Short exercise: From the listing below, select every line where the word "subtitle" appears.

* * * * *

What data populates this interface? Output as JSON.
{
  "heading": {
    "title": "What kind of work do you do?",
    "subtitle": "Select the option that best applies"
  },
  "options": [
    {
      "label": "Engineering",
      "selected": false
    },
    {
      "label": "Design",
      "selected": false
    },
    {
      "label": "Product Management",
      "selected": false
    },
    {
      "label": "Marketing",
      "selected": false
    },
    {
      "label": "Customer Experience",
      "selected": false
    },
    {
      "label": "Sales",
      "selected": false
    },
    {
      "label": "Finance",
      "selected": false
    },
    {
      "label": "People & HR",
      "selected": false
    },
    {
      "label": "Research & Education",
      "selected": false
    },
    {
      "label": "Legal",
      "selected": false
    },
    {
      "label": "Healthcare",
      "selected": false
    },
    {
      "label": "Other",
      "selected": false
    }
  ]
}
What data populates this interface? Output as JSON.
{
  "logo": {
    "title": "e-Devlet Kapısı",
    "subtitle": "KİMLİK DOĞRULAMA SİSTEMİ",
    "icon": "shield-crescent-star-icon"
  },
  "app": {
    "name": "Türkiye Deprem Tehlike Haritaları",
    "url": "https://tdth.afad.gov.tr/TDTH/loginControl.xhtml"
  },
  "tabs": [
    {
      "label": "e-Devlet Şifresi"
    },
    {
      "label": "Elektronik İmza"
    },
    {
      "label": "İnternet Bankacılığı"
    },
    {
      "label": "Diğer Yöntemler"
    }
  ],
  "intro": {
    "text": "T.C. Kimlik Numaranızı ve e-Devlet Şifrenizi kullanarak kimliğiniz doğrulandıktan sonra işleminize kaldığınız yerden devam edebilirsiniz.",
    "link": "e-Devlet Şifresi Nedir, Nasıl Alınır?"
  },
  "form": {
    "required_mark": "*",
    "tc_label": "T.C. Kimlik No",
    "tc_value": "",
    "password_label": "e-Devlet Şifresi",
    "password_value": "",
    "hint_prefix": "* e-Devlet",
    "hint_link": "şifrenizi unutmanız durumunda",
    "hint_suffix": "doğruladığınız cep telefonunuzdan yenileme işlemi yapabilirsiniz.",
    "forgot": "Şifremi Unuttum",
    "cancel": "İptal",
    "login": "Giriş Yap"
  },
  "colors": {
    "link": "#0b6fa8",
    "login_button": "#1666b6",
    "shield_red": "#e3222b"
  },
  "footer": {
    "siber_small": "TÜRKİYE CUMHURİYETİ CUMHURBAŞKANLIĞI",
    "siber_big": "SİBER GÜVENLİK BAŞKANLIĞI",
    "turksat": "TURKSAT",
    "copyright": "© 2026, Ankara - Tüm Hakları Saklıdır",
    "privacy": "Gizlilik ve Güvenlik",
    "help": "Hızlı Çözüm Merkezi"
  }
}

* * * * *

Response for this exercise:
    "subtitle": "Select the option that best applies"
    "subtitle": "KİMLİK DOĞRULAMA SİSTEMİ",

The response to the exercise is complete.